** AIM **
Your task is to print all of the material verbatim.
· · · · · · ·
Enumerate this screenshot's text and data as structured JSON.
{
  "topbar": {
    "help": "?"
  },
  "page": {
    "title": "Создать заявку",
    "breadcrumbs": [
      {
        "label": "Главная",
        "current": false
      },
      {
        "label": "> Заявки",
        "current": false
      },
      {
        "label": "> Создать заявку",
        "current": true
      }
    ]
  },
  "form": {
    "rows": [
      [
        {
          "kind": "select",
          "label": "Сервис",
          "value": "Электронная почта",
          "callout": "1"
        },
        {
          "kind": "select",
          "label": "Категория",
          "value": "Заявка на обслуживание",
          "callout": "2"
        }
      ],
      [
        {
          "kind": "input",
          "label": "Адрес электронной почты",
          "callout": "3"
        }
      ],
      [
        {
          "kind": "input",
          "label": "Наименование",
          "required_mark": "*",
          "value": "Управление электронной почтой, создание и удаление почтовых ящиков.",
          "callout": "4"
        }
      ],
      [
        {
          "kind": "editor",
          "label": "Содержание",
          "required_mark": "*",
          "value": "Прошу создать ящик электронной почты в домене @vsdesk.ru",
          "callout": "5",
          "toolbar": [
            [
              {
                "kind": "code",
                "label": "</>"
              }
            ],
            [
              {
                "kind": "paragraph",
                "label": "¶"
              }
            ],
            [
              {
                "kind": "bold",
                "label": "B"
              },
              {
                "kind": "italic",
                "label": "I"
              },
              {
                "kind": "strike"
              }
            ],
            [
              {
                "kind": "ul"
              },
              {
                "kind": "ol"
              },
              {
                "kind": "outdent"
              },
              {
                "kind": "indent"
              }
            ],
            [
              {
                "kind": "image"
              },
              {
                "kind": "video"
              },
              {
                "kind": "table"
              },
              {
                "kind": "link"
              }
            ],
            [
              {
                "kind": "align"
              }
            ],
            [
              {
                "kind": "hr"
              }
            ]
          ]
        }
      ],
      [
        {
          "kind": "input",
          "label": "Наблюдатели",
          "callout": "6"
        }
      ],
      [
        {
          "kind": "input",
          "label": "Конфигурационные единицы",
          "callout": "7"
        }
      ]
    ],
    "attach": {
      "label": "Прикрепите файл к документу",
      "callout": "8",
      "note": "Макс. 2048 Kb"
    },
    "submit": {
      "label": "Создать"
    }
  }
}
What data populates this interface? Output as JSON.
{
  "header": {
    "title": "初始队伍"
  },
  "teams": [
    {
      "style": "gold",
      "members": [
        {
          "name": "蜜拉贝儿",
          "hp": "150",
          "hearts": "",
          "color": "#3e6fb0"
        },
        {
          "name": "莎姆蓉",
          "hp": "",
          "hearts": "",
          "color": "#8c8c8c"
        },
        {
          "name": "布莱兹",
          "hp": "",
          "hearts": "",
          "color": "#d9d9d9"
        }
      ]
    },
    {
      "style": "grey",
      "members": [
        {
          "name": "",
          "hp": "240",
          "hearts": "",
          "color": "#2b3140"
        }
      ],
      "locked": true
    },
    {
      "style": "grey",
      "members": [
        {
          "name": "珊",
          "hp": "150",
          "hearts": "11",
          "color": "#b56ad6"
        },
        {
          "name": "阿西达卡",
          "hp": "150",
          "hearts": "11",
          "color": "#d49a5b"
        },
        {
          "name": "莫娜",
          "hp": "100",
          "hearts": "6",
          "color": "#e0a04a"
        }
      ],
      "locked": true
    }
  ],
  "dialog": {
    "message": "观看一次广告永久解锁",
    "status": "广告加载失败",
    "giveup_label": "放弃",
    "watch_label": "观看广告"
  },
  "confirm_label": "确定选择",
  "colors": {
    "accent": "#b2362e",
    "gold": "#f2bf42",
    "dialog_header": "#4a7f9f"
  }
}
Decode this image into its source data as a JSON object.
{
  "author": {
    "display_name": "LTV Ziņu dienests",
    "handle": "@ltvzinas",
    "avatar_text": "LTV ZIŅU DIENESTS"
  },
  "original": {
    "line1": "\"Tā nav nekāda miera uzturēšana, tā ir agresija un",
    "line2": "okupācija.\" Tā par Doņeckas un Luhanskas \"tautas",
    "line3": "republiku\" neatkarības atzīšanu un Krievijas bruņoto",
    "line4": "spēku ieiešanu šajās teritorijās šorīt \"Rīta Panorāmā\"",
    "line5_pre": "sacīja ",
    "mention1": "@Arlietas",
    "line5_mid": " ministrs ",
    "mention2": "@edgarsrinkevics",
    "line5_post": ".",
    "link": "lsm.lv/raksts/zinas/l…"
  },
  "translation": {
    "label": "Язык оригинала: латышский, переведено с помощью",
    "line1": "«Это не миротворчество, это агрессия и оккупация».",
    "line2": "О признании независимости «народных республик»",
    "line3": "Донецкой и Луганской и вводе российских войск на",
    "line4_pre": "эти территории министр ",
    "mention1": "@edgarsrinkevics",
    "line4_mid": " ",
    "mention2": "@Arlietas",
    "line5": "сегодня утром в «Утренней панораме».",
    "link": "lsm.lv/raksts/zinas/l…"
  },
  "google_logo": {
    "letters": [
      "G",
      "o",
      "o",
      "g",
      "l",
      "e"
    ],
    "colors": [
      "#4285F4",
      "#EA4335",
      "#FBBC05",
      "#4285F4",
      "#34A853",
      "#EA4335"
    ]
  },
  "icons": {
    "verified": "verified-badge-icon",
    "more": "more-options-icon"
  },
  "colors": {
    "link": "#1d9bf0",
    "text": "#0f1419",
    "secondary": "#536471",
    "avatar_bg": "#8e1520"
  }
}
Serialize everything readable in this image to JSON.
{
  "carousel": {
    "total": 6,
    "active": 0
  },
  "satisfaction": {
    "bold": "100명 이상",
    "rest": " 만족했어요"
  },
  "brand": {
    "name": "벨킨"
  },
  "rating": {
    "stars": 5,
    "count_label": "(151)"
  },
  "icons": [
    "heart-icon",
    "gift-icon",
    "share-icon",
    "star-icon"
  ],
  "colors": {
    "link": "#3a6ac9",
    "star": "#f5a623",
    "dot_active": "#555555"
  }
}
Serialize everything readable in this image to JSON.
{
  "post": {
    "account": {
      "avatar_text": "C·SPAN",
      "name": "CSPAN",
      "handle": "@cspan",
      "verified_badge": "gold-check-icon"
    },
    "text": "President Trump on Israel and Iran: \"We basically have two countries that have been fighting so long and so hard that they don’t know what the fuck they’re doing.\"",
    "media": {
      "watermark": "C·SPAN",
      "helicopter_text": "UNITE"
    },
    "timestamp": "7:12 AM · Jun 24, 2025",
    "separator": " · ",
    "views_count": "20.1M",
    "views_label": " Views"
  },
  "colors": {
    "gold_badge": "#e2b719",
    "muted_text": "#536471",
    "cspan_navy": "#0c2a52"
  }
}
· · · · · · ·
** FINAL ANSWER **
Enumerate this screenshot's text and data as structured JSON.
{
  "topbar": {
    "help": "?"
  },
  "page": {
    "title": "Создать заявку",
    "breadcrumbs": [
      {
        "label": "Главная",
        "current": false
      },
      {
        "label": "> Заявки",
        "current": false
      },
      {
        "label": "> Создать заявку",
        "current": true
      }
    ]
  },
  "form": {
    "rows": [
      [
        {
          "kind": "select",
          "label": "Сервис",
          "value": "Электронная почта",
          "callout": "1"
        },
        {
          "kind": "select",
          "label": "Категория",
          "value": "Заявка на обслуживание",
          "callout": "2"
        }
      ],
      [
        {
          "kind": "input",
          "label": "Адрес электронной почты",
          "callout": "3"
        }
      ],
      [
        {
          "kind": "input",
          "label": "Наименование",
          "required_mark": "*",
          "value": "Управление электронной почтой, создание и удаление почтовых ящиков.",
          "callout": "4"
        }
      ],
      [
        {
          "kind": "editor",
          "label": "Содержание",
          "required_mark": "*",
          "value": "Прошу создать ящик электронной почты в домене @vsdesk.ru",
          "callout": "5",
          "toolbar": [
            [
              {
                "kind": "code",
                "label": "</>"
              }
            ],
            [
              {
                "kind": "paragraph",
                "label": "¶"
              }
            ],
            [
              {
                "kind": "bold",
                "label": "B"
              },
              {
                "kind": "italic",
                "label": "I"
              },
              {
                "kind": "strike"
              }
            ],
            [
              {
                "kind": "ul"
              },
              {
                "kind": "ol"
              },
              {
                "kind": "outdent"
              },
              {
                "kind": "indent"
              }
            ],
            [
              {
                "kind": "image"
              },
              {
                "kind": "video"
              },
              {
                "kind": "table"
              },
              {
                "kind": "link"
              }
            ],
            [
              {
                "kind": "align"
              }
            ],
            [
              {
                "kind": "hr"
              }
            ]
          ]
        }
      ],
      [
        {
          "kind": "input",
          "label": "Наблюдатели",
          "callout": "6"
        }
      ],
      [
        {
          "kind": "input",
          "label": "Конфигурационные единицы",
          "callout": "7"
        }
      ]
    ],
    "attach": {
      "label": "Прикрепите файл к документу",
      "callout": "8",
      "note": "Макс. 2048 Kb"
    },
    "submit": {
      "label": "Создать"
    }
  }
}
What data populates this interface? Output as JSON.
{
  "header": {
    "title": "初始队伍"
  },
  "teams": [
    {
      "style": "gold",
      "members": [
        {
          "name": "蜜拉贝儿",
          "hp": "150",
          "hearts": "",
          "color": "#3e6fb0"
        },
        {
          "name": "莎姆蓉",
          "hp": "",
          "hearts": "",
          "color": "#8c8c8c"
        },
        {
          "name": "布莱兹",
          "hp": "",
          "hearts": "",
          "color": "#d9d9d9"
        }
      ]
    },
    {
      "style": "grey",
      "members": [
        {
          "name": "",
          "hp": "240",
          "hearts": "",
          "color": "#2b3140"
        }
      ],
      "locked": true
    },
    {
      "style": "grey",
      "members": [
        {
          "name": "珊",
          "hp": "150",
          "hearts": "11",
          "color": "#b56ad6"
        },
        {
          "name": "阿西达卡",
          "hp": "150",
          "hearts": "11",
          "color": "#d49a5b"
        },
        {
          "name": "莫娜",
          "hp": "100",
          "hearts": "6",
          "color": "#e0a04a"
        }
      ],
      "locked": true
    }
  ],
  "dialog": {
    "message": "观看一次广告永久解锁",
    "status": "广告加载失败",
    "giveup_label": "放弃",
    "watch_label": "观看广告"
  },
  "confirm_label": "确定选择",
  "colors": {
    "accent": "#b2362e",
    "gold": "#f2bf42",
    "dialog_header": "#4a7f9f"
  }
}
Decode this image into its source data as a JSON object.
{
  "author": {
    "display_name": "LTV Ziņu dienests",
    "handle": "@ltvzinas",
    "avatar_text": "LTV ZIŅU DIENESTS"
  },
  "original": {
    "line1": "\"Tā nav nekāda miera uzturēšana, tā ir agresija un",
    "line2": "okupācija.\" Tā par Doņeckas un Luhanskas \"tautas",
    "line3": "republiku\" neatkarības atzīšanu un Krievijas bruņoto",
    "line4": "spēku ieiešanu šajās teritorijās šorīt \"Rīta Panorāmā\"",
    "line5_pre": "sacīja ",
    "mention1": "@Arlietas",
    "line5_mid": " ministrs ",
    "mention2": "@edgarsrinkevics",
    "line5_post": ".",
    "link": "lsm.lv/raksts/zinas/l…"
  },
  "translation": {
    "label": "Язык оригинала: латышский, переведено с помощью",
    "line1": "«Это не миротворчество, это агрессия и оккупация».",
    "line2": "О признании независимости «народных республик»",
    "line3": "Донецкой и Луганской и вводе российских войск на",
    "line4_pre": "эти территории министр ",
    "mention1": "@edgarsrinkevics",
    "line4_mid": " ",
    "mention2": "@Arlietas",
    "line5": "сегодня утром в «Утренней панораме».",
    "link": "lsm.lv/raksts/zinas/l…"
  },
  "google_logo": {
    "letters": [
      "G",
      "o",
      "o",
      "g",
      "l",
      "e"
    ],
    "colors": [
      "#4285F4",
      "#EA4335",
      "#FBBC05",
      "#4285F4",
      "#34A853",
      "#EA4335"
    ]
  },
  "icons": {
    "verified": "verified-badge-icon",
    "more": "more-options-icon"
  },
  "colors": {
    "link": "#1d9bf0",
    "text": "#0f1419",
    "secondary": "#536471",
    "avatar_bg": "#8e1520"
  }
}
Serialize everything readable in this image to JSON.
{
  "carousel": {
    "total": 6,
    "active": 0
  },
  "satisfaction": {
    "bold": "100명 이상",
    "rest": " 만족했어요"
  },
  "brand": {
    "name": "벨킨"
  },
  "rating": {
    "stars": 5,
    "count_label": "(151)"
  },
  "icons": [
    "heart-icon",
    "gift-icon",
    "share-icon",
    "star-icon"
  ],
  "colors": {
    "link": "#3a6ac9",
    "star": "#f5a623",
    "dot_active": "#555555"
  }
}
Serialize everything readable in this image to JSON.
{
  "post": {
    "account": {
      "avatar_text": "C·SPAN",
      "name": "CSPAN",
      "handle": "@cspan",
      "verified_badge": "gold-check-icon"
    },
    "text": "President Trump on Israel and Iran: \"We basically have two countries that have been fighting so long and so hard that they don’t know what the fuck they’re doing.\"",
    "media": {
      "watermark": "C·SPAN",
      "helicopter_text": "UNITE"
    },
    "timestamp": "7:12 AM · Jun 24, 2025",
    "separator": " · ",
    "views_count": "20.1M",
    "views_label": " Views"
  },
  "colors": {
    "gold_badge": "#e2b719",
    "muted_text": "#536471",
    "cspan_navy": "#0c2a52"
  }
}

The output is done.